WHAT YOU ARE ASKED TO DO
Identify each line below that contains the word "color", and copy it out.

--- begin ---

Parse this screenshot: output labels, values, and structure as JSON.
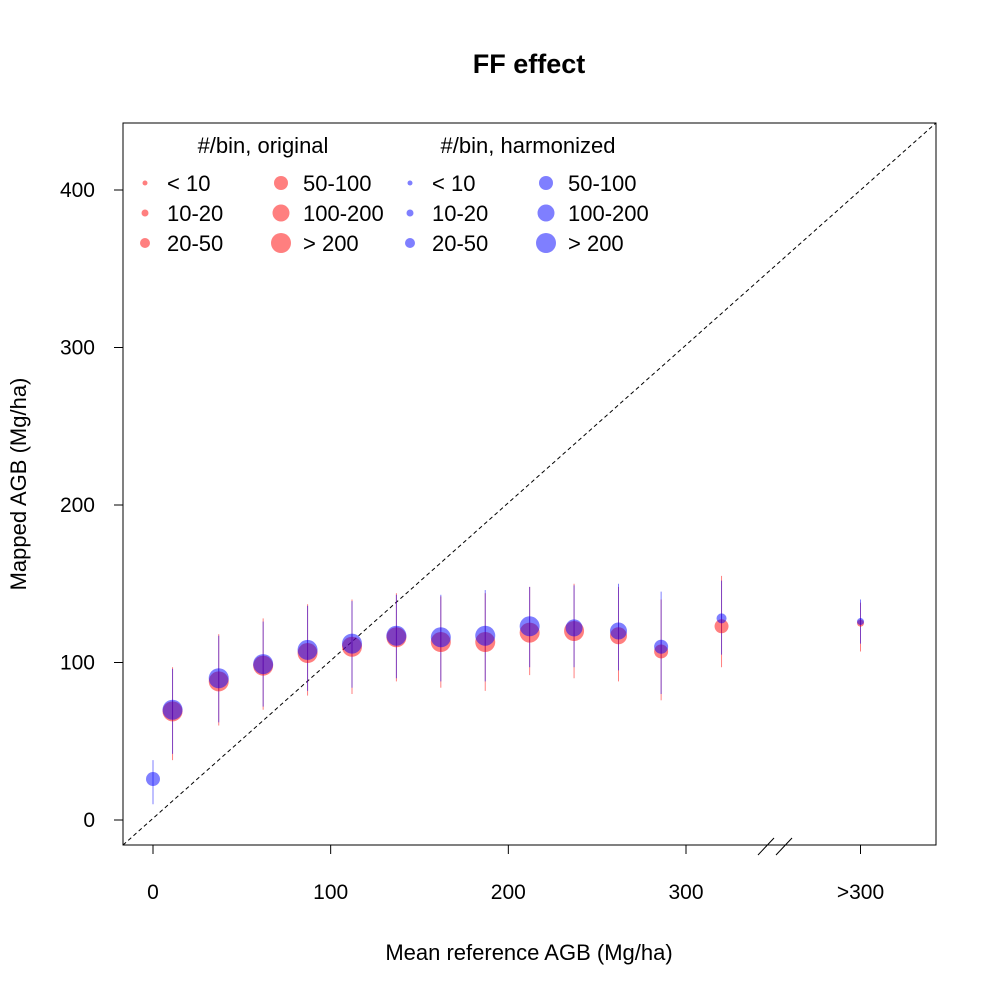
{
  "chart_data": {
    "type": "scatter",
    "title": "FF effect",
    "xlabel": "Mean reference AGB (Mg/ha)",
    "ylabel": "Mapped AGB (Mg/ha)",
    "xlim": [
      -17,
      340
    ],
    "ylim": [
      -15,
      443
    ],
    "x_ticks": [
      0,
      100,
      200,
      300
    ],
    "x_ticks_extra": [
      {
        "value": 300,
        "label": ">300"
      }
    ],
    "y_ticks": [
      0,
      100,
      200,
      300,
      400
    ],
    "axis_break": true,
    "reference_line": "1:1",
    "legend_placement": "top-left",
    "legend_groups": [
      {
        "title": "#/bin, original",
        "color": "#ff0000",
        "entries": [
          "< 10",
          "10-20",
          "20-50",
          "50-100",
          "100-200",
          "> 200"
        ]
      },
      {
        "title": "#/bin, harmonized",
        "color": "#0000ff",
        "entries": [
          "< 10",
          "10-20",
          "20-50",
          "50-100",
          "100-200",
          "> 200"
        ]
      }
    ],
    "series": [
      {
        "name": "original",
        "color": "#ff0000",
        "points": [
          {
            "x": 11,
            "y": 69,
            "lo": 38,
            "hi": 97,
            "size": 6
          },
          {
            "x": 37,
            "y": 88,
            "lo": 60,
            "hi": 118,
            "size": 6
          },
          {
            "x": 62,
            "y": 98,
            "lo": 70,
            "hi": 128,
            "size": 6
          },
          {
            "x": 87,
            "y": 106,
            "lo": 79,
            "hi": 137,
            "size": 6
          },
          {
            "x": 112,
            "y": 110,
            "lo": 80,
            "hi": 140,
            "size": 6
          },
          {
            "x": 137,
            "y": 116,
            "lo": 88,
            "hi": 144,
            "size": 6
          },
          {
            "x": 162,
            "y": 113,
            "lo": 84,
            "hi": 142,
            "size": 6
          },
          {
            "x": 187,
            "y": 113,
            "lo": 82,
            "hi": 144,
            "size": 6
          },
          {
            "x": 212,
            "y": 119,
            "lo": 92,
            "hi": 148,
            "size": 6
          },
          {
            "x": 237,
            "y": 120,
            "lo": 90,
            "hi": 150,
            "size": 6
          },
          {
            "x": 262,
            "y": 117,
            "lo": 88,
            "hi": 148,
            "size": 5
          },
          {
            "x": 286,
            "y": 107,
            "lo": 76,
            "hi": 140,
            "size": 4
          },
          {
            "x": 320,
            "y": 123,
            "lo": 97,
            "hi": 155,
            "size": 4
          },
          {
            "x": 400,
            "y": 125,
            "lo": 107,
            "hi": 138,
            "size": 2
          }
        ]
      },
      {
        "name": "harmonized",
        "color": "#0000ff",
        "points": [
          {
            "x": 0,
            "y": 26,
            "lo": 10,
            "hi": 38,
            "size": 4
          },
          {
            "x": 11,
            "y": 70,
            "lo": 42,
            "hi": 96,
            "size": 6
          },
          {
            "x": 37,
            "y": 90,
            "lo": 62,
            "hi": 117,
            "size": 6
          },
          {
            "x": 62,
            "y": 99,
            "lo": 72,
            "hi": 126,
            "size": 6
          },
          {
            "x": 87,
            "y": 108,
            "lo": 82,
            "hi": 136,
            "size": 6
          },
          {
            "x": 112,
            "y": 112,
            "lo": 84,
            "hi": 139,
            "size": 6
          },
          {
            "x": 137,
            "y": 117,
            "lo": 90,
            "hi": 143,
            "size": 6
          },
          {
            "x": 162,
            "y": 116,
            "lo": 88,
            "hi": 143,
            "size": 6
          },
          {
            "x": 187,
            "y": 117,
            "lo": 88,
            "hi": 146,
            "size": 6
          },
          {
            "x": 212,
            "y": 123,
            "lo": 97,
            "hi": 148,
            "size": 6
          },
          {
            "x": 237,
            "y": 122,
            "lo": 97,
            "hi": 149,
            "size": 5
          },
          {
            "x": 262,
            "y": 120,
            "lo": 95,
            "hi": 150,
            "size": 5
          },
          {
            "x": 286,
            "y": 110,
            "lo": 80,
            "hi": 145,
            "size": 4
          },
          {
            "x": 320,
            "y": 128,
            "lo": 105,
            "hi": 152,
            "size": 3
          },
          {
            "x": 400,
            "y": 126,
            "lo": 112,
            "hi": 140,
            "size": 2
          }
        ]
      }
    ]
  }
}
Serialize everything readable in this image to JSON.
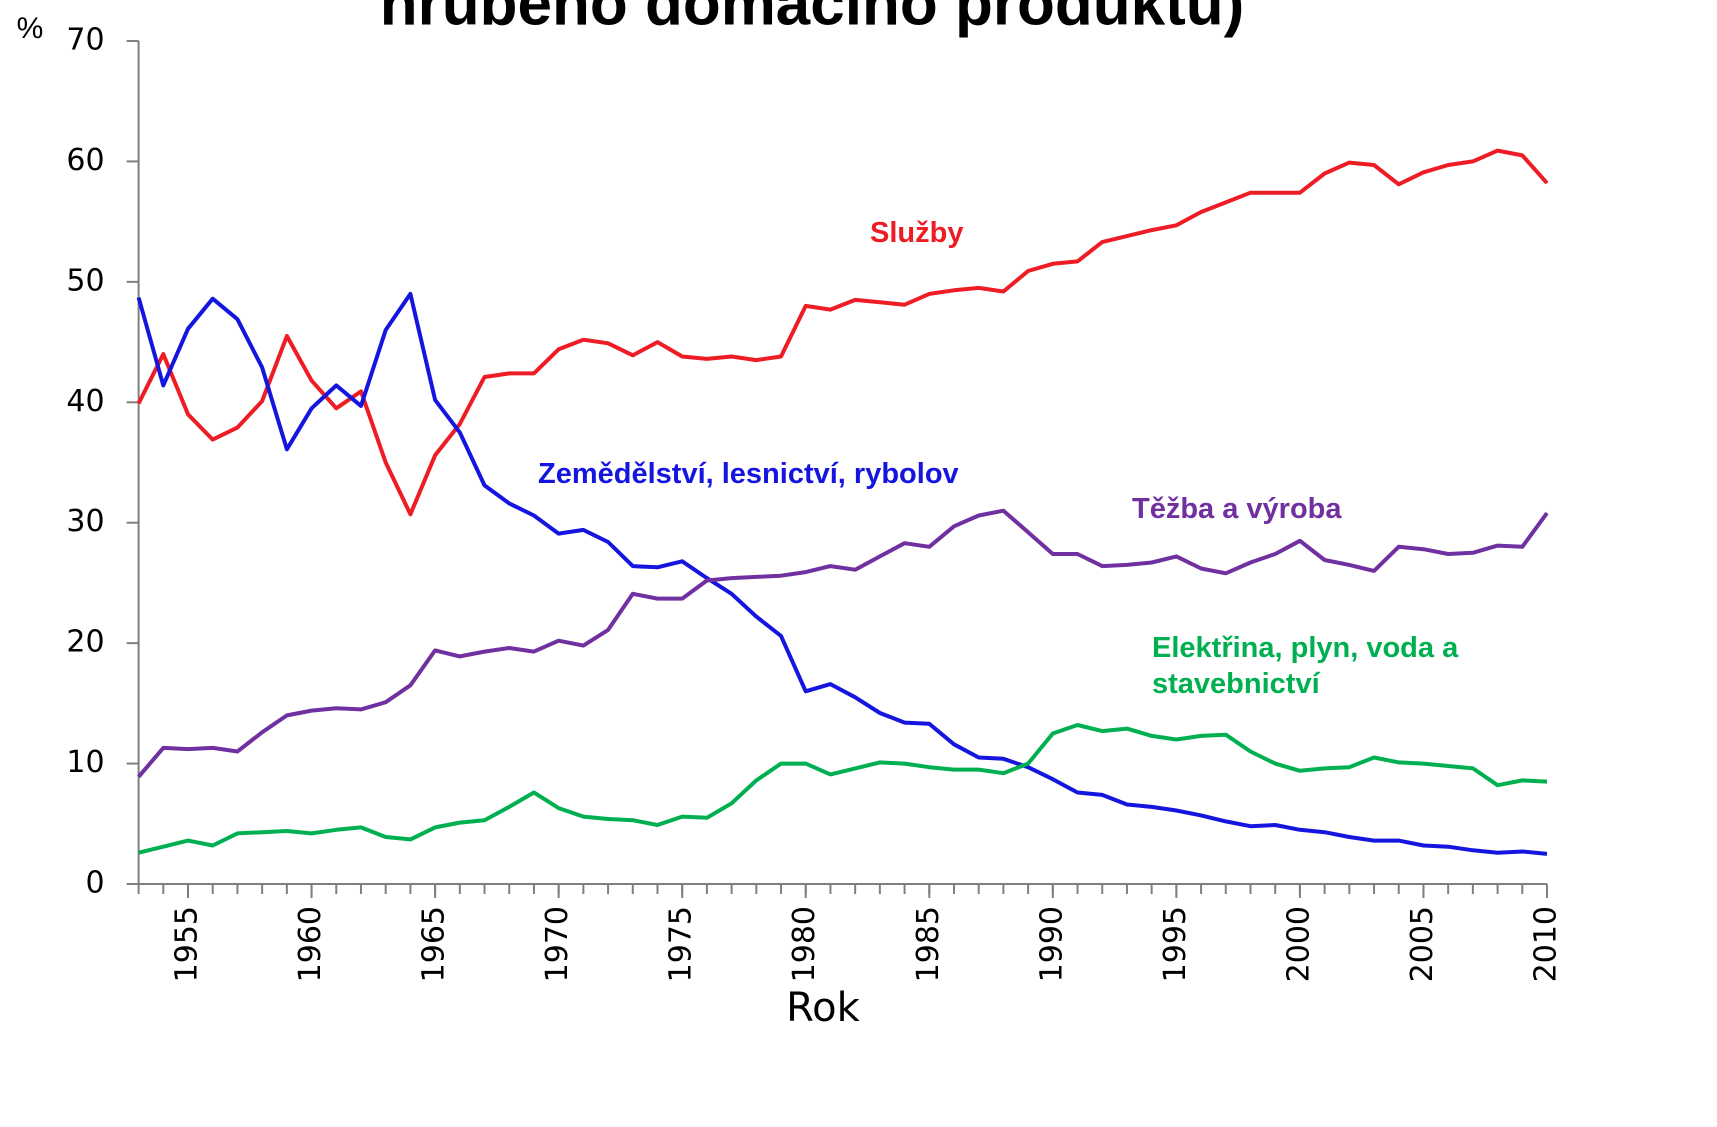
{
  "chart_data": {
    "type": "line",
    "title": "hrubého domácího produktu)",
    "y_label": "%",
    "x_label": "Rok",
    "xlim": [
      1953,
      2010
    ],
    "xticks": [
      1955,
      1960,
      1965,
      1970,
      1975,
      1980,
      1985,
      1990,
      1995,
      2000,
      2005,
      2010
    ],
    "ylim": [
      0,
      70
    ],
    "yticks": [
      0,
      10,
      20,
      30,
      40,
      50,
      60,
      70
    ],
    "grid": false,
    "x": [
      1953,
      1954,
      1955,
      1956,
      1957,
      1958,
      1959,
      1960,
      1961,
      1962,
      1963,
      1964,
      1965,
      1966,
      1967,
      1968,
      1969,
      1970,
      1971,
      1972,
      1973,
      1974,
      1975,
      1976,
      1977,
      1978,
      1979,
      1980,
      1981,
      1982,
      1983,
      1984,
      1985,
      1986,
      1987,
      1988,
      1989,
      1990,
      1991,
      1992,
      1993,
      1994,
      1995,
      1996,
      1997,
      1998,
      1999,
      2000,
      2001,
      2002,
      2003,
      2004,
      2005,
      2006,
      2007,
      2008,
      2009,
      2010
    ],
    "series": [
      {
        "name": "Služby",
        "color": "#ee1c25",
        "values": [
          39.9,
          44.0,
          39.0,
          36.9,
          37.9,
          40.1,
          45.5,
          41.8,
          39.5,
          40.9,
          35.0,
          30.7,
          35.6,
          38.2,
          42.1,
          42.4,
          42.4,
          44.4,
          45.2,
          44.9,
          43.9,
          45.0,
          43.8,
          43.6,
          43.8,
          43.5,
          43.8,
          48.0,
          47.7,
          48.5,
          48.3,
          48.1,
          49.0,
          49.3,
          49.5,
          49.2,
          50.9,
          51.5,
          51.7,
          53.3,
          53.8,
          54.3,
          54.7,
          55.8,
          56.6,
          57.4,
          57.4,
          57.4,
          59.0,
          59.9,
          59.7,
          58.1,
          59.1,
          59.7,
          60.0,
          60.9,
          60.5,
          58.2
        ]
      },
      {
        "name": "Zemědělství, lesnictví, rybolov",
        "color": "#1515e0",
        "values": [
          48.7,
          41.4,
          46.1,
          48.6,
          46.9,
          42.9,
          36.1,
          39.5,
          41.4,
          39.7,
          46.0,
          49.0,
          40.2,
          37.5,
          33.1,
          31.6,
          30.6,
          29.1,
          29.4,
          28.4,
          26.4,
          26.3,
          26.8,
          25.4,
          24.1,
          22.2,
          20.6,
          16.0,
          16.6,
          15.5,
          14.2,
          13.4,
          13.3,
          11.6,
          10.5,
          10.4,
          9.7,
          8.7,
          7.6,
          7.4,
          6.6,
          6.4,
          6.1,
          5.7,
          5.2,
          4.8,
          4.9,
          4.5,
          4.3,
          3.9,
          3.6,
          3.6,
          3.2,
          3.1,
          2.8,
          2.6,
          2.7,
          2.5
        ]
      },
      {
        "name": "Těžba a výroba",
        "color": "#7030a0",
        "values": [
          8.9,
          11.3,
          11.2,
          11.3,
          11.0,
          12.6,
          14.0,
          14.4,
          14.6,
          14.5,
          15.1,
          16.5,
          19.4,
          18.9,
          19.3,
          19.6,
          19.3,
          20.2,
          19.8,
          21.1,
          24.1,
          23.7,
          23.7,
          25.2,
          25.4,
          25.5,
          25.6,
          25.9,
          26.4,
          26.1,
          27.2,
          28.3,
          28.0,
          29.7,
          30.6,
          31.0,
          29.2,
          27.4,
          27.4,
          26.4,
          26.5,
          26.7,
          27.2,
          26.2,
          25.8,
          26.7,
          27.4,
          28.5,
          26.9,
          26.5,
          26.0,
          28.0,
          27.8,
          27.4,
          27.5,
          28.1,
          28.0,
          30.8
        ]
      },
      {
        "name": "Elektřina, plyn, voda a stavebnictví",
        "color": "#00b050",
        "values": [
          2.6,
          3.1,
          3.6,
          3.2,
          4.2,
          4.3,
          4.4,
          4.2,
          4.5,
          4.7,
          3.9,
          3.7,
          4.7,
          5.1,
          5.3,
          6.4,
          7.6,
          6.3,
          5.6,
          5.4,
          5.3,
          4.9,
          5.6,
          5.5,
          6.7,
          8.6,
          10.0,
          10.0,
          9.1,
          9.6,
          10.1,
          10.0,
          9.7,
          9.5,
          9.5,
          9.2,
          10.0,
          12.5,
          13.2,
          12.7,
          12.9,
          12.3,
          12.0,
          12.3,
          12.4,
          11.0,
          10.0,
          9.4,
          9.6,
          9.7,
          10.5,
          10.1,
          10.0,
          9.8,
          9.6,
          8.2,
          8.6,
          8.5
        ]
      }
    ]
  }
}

--- end ---

ANSWER BELOW
        "color": "#ff0000",
        "color": "#0000ff",
        "color": "#ff0000",
        "color": "#0000ff",
        "color": "#ee1c25",
        "color": "#1515e0",
        "color": "#7030a0",
        "color": "#00b050",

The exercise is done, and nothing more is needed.